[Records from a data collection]
-*-
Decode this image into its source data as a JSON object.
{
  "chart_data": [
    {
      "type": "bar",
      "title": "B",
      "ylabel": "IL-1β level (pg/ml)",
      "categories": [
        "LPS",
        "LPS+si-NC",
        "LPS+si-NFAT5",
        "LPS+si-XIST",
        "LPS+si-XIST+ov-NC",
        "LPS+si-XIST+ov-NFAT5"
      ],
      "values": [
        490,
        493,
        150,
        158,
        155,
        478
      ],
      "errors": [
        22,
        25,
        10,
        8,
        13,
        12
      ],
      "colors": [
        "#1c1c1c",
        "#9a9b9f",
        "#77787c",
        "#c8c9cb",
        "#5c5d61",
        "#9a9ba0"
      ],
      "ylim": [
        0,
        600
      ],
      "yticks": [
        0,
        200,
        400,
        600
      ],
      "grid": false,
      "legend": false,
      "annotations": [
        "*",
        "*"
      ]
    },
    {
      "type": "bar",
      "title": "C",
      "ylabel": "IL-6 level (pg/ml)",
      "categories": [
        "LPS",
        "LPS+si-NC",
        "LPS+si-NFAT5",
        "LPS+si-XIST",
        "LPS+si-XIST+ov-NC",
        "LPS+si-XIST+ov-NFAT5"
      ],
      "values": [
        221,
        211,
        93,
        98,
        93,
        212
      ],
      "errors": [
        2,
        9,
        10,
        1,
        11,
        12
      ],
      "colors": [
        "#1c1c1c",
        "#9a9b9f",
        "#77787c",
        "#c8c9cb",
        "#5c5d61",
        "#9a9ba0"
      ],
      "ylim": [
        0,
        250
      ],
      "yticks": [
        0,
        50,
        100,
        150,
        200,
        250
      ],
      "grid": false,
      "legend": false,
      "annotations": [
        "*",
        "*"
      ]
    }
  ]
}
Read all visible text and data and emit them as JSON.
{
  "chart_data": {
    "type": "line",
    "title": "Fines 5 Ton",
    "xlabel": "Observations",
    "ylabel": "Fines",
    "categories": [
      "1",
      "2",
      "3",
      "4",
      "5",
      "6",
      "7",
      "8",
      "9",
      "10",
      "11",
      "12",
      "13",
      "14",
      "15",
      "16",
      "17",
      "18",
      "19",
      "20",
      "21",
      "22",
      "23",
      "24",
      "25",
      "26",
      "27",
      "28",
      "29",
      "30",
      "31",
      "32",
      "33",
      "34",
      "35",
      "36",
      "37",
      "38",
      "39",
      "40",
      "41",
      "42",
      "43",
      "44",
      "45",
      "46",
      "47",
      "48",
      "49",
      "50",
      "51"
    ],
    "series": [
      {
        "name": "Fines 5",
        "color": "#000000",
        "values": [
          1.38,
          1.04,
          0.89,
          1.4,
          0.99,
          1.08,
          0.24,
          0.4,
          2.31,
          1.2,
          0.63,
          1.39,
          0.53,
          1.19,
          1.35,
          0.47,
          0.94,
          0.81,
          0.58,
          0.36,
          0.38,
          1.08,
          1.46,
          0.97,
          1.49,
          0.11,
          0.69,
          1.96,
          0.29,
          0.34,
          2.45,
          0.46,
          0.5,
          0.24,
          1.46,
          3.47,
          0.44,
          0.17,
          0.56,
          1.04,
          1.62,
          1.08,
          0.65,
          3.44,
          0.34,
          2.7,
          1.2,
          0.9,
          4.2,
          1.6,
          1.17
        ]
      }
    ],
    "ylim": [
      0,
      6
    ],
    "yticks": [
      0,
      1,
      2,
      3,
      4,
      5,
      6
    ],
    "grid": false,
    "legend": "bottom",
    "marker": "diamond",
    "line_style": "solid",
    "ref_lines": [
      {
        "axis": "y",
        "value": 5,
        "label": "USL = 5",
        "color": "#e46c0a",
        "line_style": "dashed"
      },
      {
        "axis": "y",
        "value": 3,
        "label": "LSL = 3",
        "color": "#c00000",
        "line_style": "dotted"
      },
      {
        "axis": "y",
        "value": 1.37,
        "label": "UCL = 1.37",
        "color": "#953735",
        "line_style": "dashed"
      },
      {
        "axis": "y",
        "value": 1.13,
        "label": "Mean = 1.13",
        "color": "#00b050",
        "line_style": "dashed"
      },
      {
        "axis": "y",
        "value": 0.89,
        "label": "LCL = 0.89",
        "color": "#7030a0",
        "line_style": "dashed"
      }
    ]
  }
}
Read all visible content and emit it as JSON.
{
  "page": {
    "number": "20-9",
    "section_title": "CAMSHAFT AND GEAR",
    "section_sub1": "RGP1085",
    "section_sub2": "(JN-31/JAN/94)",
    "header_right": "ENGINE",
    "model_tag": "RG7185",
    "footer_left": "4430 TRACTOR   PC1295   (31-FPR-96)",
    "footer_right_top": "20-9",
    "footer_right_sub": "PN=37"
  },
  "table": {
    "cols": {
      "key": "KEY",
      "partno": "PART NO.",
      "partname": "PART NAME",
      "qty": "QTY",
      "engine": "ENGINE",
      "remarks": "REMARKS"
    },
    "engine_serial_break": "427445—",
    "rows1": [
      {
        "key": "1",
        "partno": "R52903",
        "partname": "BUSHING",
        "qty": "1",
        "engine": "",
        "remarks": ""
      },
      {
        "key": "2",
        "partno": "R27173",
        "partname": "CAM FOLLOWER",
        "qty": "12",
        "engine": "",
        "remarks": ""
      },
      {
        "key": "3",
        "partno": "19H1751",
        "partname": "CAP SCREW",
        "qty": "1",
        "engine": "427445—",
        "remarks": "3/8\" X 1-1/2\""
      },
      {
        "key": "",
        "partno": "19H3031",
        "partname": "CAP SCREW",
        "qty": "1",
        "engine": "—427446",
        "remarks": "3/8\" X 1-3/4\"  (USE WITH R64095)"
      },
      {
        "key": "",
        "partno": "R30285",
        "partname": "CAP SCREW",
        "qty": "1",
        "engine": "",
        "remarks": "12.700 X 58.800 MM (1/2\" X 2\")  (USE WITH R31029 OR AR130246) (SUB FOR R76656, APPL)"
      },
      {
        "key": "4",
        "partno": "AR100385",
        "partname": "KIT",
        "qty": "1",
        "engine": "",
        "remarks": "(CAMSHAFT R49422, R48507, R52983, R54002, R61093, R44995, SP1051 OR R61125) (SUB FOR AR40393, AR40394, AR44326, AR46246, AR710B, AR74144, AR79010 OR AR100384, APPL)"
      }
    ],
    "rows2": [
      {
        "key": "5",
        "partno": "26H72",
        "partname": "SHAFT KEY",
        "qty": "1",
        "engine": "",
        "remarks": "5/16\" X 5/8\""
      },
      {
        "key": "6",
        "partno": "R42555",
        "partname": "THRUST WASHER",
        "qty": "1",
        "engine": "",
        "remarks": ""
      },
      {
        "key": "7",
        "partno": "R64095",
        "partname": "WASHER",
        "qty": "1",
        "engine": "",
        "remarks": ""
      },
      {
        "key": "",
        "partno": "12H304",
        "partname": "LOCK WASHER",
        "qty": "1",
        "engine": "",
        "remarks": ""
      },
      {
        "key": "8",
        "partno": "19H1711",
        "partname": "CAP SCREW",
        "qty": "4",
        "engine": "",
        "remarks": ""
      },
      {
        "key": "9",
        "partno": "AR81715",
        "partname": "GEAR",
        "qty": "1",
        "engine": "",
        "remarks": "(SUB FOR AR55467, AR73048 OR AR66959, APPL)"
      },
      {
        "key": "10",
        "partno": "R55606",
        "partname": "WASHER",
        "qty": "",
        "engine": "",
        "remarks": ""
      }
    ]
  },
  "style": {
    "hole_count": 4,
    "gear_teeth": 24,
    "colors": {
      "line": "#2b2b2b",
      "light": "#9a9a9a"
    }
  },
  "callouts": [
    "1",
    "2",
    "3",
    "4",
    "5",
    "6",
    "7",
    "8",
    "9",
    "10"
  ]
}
-*-
• _TO BE DONE_
Restate the data above word for word.

• _CORRECT OUTPUT_
Decode this image into its source data as a JSON object.
{
  "chart_data": [
    {
      "type": "bar",
      "title": "B",
      "ylabel": "IL-1β level (pg/ml)",
      "categories": [
        "LPS",
        "LPS+si-NC",
        "LPS+si-NFAT5",
        "LPS+si-XIST",
        "LPS+si-XIST+ov-NC",
        "LPS+si-XIST+ov-NFAT5"
      ],
      "values": [
        490,
        493,
        150,
        158,
        155,
        478
      ],
      "errors": [
        22,
        25,
        10,
        8,
        13,
        12
      ],
      "colors": [
        "#1c1c1c",
        "#9a9b9f",
        "#77787c",
        "#c8c9cb",
        "#5c5d61",
        "#9a9ba0"
      ],
      "ylim": [
        0,
        600
      ],
      "yticks": [
        0,
        200,
        400,
        600
      ],
      "grid": false,
      "legend": false,
      "annotations": [
        "*",
        "*"
      ]
    },
    {
      "type": "bar",
      "title": "C",
      "ylabel": "IL-6 level (pg/ml)",
      "categories": [
        "LPS",
        "LPS+si-NC",
        "LPS+si-NFAT5",
        "LPS+si-XIST",
        "LPS+si-XIST+ov-NC",
        "LPS+si-XIST+ov-NFAT5"
      ],
      "values": [
        221,
        211,
        93,
        98,
        93,
        212
      ],
      "errors": [
        2,
        9,
        10,
        1,
        11,
        12
      ],
      "colors": [
        "#1c1c1c",
        "#9a9b9f",
        "#77787c",
        "#c8c9cb",
        "#5c5d61",
        "#9a9ba0"
      ],
      "ylim": [
        0,
        250
      ],
      "yticks": [
        0,
        50,
        100,
        150,
        200,
        250
      ],
      "grid": false,
      "legend": false,
      "annotations": [
        "*",
        "*"
      ]
    }
  ]
}
Read all visible text and data and emit them as JSON.
{
  "chart_data": {
    "type": "line",
    "title": "Fines 5 Ton",
    "xlabel": "Observations",
    "ylabel": "Fines",
    "categories": [
      "1",
      "2",
      "3",
      "4",
      "5",
      "6",
      "7",
      "8",
      "9",
      "10",
      "11",
      "12",
      "13",
      "14",
      "15",
      "16",
      "17",
      "18",
      "19",
      "20",
      "21",
      "22",
      "23",
      "24",
      "25",
      "26",
      "27",
      "28",
      "29",
      "30",
      "31",
      "32",
      "33",
      "34",
      "35",
      "36",
      "37",
      "38",
      "39",
      "40",
      "41",
      "42",
      "43",
      "44",
      "45",
      "46",
      "47",
      "48",
      "49",
      "50",
      "51"
    ],
    "series": [
      {
        "name": "Fines 5",
        "color": "#000000",
        "values": [
          1.38,
          1.04,
          0.89,
          1.4,
          0.99,
          1.08,
          0.24,
          0.4,
          2.31,
          1.2,
          0.63,
          1.39,
          0.53,
          1.19,
          1.35,
          0.47,
          0.94,
          0.81,
          0.58,
          0.36,
          0.38,
          1.08,
          1.46,
          0.97,
          1.49,
          0.11,
          0.69,
          1.96,
          0.29,
          0.34,
          2.45,
          0.46,
          0.5,
          0.24,
          1.46,
          3.47,
          0.44,
          0.17,
          0.56,
          1.04,
          1.62,
          1.08,
          0.65,
          3.44,
          0.34,
          2.7,
          1.2,
          0.9,
          4.2,
          1.6,
          1.17
        ]
      }
    ],
    "ylim": [
      0,
      6
    ],
    "yticks": [
      0,
      1,
      2,
      3,
      4,
      5,
      6
    ],
    "grid": false,
    "legend": "bottom",
    "marker": "diamond",
    "line_style": "solid",
    "ref_lines": [
      {
        "axis": "y",
        "value": 5,
        "label": "USL = 5",
        "color": "#e46c0a",
        "line_style": "dashed"
      },
      {
        "axis": "y",
        "value": 3,
        "label": "LSL = 3",
        "color": "#c00000",
        "line_style": "dotted"
      },
      {
        "axis": "y",
        "value": 1.37,
        "label": "UCL = 1.37",
        "color": "#953735",
        "line_style": "dashed"
      },
      {
        "axis": "y",
        "value": 1.13,
        "label": "Mean = 1.13",
        "color": "#00b050",
        "line_style": "dashed"
      },
      {
        "axis": "y",
        "value": 0.89,
        "label": "LCL = 0.89",
        "color": "#7030a0",
        "line_style": "dashed"
      }
    ]
  }
}
Read all visible content and emit it as JSON.
{
  "page": {
    "number": "20-9",
    "section_title": "CAMSHAFT AND GEAR",
    "section_sub1": "RGP1085",
    "section_sub2": "(JN-31/JAN/94)",
    "header_right": "ENGINE",
    "model_tag": "RG7185",
    "footer_left": "4430 TRACTOR   PC1295   (31-FPR-96)",
    "footer_right_top": "20-9",
    "footer_right_sub": "PN=37"
  },
  "table": {
    "cols": {
      "key": "KEY",
      "partno": "PART NO.",
      "partname": "PART NAME",
      "qty": "QTY",
      "engine": "ENGINE",
      "remarks": "REMARKS"
    },
    "engine_serial_break": "427445—",
    "rows1": [
      {
        "key": "1",
        "partno": "R52903",
        "partname": "BUSHING",
        "qty": "1",
        "engine": "",
        "remarks": ""
      },
      {
        "key": "2",
        "partno": "R27173",
        "partname": "CAM FOLLOWER",
        "qty": "12",
        "engine": "",
        "remarks": ""
      },
      {
        "key": "3",
        "partno": "19H1751",
        "partname": "CAP SCREW",
        "qty": "1",
        "engine": "427445—",
        "remarks": "3/8\" X 1-1/2\""
      },
      {
        "key": "",
        "partno": "19H3031",
        "partname": "CAP SCREW",
        "qty": "1",
        "engine": "—427446",
        "remarks": "3/8\" X 1-3/4\"  (USE WITH R64095)"
      },
      {
        "key": "",
        "partno": "R30285",
        "partname": "CAP SCREW",
        "qty": "1",
        "engine": "",
        "remarks": "12.700 X 58.800 MM (1/2\" X 2\")  (USE WITH R31029 OR AR130246) (SUB FOR R76656, APPL)"
      },
      {
        "key": "4",
        "partno": "AR100385",
        "partname": "KIT",
        "qty": "1",
        "engine": "",
        "remarks": "(CAMSHAFT R49422, R48507, R52983, R54002, R61093, R44995, SP1051 OR R61125) (SUB FOR AR40393, AR40394, AR44326, AR46246, AR710B, AR74144, AR79010 OR AR100384, APPL)"
      }
    ],
    "rows2": [
      {
        "key": "5",
        "partno": "26H72",
        "partname": "SHAFT KEY",
        "qty": "1",
        "engine": "",
        "remarks": "5/16\" X 5/8\""
      },
      {
        "key": "6",
        "partno": "R42555",
        "partname": "THRUST WASHER",
        "qty": "1",
        "engine": "",
        "remarks": ""
      },
      {
        "key": "7",
        "partno": "R64095",
        "partname": "WASHER",
        "qty": "1",
        "engine": "",
        "remarks": ""
      },
      {
        "key": "",
        "partno": "12H304",
        "partname": "LOCK WASHER",
        "qty": "1",
        "engine": "",
        "remarks": ""
      },
      {
        "key": "8",
        "partno": "19H1711",
        "partname": "CAP SCREW",
        "qty": "4",
        "engine": "",
        "remarks": ""
      },
      {
        "key": "9",
        "partno": "AR81715",
        "partname": "GEAR",
        "qty": "1",
        "engine": "",
        "remarks": "(SUB FOR AR55467, AR73048 OR AR66959, APPL)"
      },
      {
        "key": "10",
        "partno": "R55606",
        "partname": "WASHER",
        "qty": "",
        "engine": "",
        "remarks": ""
      }
    ]
  },
  "style": {
    "hole_count": 4,
    "gear_teeth": 24,
    "colors": {
      "line": "#2b2b2b",
      "light": "#9a9a9a"
    }
  },
  "callouts": [
    "1",
    "2",
    "3",
    "4",
    "5",
    "6",
    "7",
    "8",
    "9",
    "10"
  ]
}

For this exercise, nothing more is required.